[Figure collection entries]

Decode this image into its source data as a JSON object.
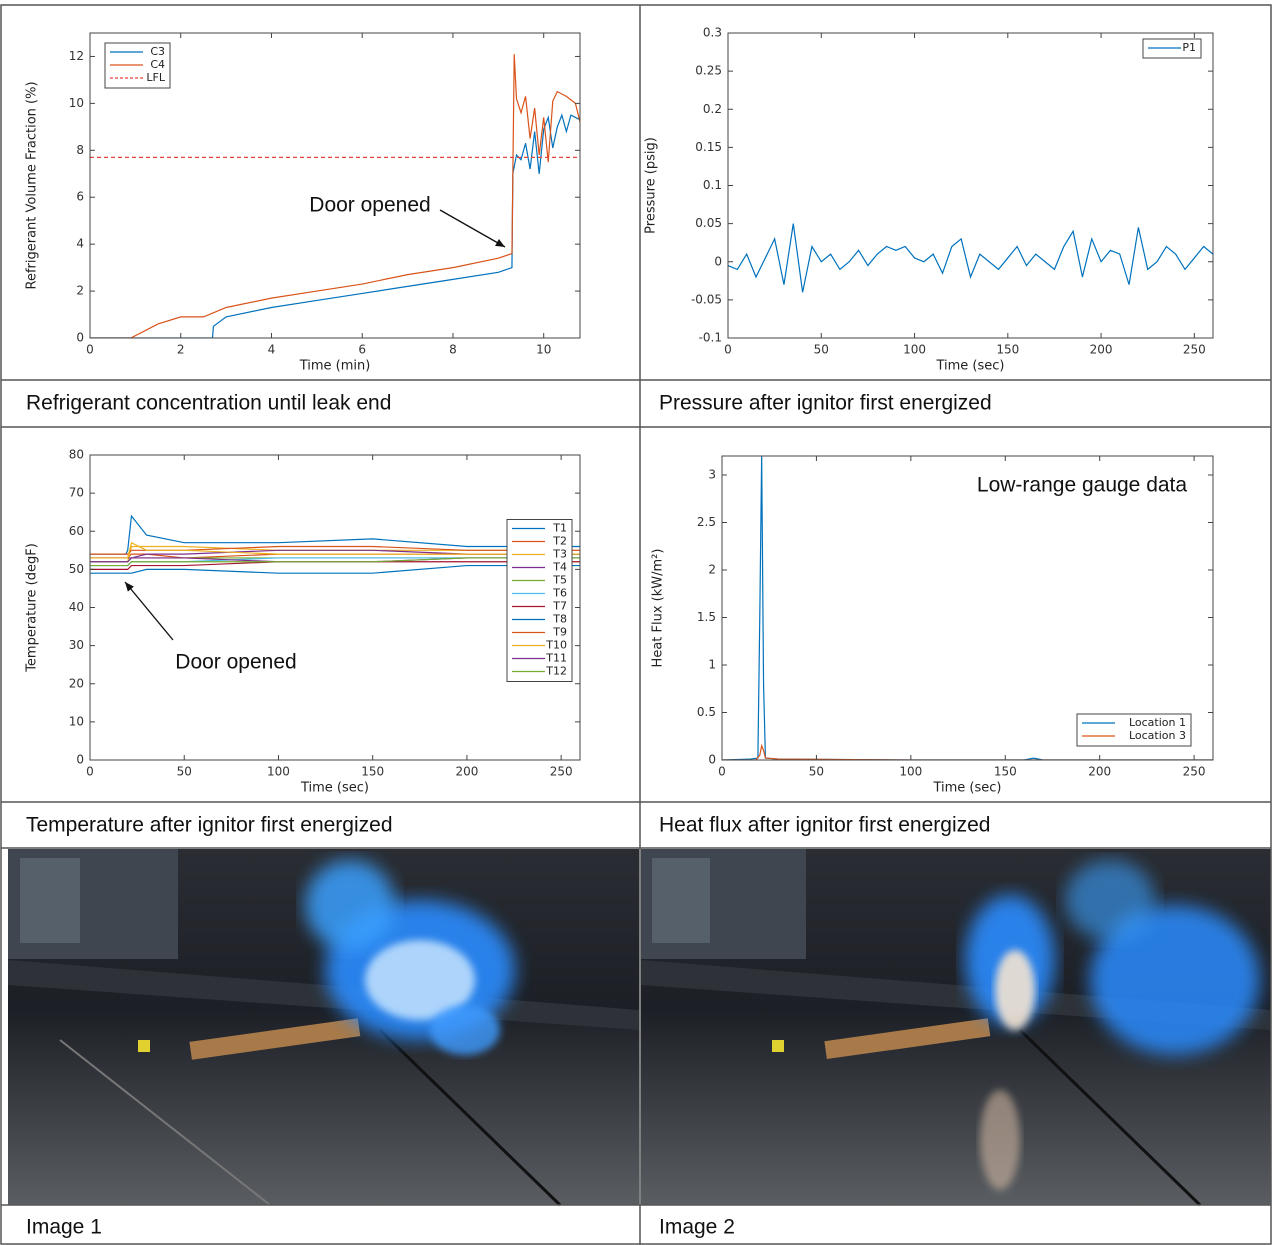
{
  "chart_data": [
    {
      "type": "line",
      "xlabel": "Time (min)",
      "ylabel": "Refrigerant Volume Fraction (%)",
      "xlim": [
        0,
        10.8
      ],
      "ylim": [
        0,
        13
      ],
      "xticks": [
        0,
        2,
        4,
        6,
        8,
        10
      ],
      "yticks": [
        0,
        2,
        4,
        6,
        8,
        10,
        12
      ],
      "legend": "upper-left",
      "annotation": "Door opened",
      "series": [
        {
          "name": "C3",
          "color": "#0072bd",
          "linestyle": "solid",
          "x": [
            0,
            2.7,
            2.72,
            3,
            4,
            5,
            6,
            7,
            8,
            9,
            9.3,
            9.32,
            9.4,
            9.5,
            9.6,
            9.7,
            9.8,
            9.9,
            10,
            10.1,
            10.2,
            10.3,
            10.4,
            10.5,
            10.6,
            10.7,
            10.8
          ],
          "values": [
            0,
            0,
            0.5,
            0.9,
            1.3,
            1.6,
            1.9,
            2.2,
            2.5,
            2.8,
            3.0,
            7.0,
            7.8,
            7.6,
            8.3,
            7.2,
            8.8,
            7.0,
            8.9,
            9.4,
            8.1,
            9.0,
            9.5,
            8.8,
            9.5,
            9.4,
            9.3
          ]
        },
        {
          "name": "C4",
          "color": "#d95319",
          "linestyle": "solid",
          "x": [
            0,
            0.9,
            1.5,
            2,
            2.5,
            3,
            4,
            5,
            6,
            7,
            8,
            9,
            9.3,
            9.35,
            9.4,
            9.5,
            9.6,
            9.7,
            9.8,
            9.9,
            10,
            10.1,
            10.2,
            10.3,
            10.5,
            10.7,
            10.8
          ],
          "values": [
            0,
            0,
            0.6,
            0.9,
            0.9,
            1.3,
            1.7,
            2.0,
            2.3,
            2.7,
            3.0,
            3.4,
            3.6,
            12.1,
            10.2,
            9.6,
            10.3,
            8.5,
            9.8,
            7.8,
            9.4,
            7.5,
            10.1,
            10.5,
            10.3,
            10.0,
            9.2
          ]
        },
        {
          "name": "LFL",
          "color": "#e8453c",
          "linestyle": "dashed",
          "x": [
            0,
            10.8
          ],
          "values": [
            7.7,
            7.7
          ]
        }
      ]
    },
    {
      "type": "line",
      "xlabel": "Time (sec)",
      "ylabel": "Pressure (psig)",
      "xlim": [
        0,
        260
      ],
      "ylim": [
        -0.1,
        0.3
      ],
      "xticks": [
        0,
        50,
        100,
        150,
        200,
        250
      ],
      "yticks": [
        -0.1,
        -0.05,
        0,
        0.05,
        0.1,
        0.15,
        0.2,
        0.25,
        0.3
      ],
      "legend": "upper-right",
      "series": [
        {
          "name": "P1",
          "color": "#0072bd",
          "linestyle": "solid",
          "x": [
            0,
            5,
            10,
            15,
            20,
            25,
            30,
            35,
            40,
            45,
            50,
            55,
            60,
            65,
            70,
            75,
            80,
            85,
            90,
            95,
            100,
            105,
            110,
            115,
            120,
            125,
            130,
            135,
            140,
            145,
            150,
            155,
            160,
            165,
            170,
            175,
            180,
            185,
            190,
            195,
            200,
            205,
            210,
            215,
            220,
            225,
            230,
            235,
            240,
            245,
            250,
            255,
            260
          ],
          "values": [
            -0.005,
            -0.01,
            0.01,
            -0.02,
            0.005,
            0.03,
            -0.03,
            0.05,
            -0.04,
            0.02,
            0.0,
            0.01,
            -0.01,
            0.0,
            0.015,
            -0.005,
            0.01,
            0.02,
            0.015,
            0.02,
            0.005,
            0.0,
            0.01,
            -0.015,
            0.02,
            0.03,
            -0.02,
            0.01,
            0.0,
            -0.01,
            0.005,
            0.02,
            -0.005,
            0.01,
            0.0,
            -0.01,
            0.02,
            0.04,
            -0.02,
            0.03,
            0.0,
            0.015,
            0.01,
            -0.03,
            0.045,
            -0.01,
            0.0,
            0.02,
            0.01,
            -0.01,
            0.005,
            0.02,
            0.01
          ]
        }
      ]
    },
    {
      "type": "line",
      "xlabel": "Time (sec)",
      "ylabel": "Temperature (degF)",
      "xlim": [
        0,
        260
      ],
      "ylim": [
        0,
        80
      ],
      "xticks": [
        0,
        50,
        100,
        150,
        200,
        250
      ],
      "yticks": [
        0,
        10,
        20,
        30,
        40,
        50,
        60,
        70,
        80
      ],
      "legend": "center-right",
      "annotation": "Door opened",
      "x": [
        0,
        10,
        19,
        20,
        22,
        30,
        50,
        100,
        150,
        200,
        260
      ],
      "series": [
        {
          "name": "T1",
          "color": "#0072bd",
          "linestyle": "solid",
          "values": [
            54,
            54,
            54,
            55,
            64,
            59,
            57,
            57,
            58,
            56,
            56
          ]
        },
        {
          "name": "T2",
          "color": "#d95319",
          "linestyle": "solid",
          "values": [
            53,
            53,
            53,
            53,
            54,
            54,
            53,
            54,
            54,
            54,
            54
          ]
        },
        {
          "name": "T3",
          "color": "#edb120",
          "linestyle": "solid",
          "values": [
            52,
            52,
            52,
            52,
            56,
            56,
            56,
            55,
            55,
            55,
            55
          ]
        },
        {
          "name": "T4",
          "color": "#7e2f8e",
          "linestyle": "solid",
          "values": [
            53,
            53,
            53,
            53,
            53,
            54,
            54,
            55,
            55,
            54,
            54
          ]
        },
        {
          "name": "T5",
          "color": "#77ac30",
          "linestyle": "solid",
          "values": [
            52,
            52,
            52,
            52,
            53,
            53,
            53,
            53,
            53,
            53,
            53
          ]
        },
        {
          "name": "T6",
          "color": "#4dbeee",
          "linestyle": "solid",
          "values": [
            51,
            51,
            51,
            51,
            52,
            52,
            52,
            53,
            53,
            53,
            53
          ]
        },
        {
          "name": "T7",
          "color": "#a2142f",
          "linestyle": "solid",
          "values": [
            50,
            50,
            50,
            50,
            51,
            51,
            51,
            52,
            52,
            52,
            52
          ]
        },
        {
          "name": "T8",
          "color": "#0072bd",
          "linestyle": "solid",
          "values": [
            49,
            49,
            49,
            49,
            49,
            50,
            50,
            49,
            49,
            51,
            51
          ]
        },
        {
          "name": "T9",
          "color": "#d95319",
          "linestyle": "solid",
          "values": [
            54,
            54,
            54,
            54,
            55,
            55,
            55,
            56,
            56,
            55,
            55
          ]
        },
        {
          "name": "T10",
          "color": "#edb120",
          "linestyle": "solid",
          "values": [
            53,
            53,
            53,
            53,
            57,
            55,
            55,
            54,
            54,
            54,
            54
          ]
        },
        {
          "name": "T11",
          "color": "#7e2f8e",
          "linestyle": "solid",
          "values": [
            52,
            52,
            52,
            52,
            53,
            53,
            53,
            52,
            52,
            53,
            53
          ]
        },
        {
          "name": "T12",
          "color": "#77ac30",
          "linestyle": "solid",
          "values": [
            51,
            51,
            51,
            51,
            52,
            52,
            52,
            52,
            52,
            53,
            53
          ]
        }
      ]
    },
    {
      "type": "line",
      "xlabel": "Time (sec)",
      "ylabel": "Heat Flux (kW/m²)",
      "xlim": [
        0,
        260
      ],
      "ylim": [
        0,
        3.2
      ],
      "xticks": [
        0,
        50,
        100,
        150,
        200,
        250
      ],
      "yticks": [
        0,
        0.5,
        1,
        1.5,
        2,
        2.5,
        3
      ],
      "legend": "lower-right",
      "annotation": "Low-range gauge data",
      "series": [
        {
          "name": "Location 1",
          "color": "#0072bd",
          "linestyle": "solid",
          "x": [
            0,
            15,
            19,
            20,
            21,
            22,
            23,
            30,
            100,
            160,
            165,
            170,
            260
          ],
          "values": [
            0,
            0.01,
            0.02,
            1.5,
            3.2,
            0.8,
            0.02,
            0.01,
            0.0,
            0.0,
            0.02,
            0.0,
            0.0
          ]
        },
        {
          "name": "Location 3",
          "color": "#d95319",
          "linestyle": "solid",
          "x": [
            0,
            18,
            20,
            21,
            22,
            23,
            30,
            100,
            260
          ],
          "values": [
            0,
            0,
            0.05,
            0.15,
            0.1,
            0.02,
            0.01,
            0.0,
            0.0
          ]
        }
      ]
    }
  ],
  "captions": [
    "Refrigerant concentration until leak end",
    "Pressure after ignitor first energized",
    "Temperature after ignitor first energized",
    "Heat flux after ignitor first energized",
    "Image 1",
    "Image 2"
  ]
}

---

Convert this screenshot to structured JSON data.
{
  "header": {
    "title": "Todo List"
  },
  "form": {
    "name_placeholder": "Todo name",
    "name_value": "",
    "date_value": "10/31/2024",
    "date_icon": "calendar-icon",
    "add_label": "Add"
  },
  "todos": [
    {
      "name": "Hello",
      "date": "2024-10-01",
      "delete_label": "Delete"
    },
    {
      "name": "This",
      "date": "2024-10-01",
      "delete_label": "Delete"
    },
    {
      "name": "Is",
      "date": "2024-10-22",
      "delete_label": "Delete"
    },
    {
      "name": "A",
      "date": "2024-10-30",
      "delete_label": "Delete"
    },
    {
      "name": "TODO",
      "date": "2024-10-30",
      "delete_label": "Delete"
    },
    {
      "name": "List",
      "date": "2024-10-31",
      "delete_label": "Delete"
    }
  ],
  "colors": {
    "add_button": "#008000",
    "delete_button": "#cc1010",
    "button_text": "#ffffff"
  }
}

Work to complete:
Track down every line with the word "JSON" and copy it.

Exercise output:
Decode this image into its source data as a JSON object.
Convert this screenshot to structured JSON data.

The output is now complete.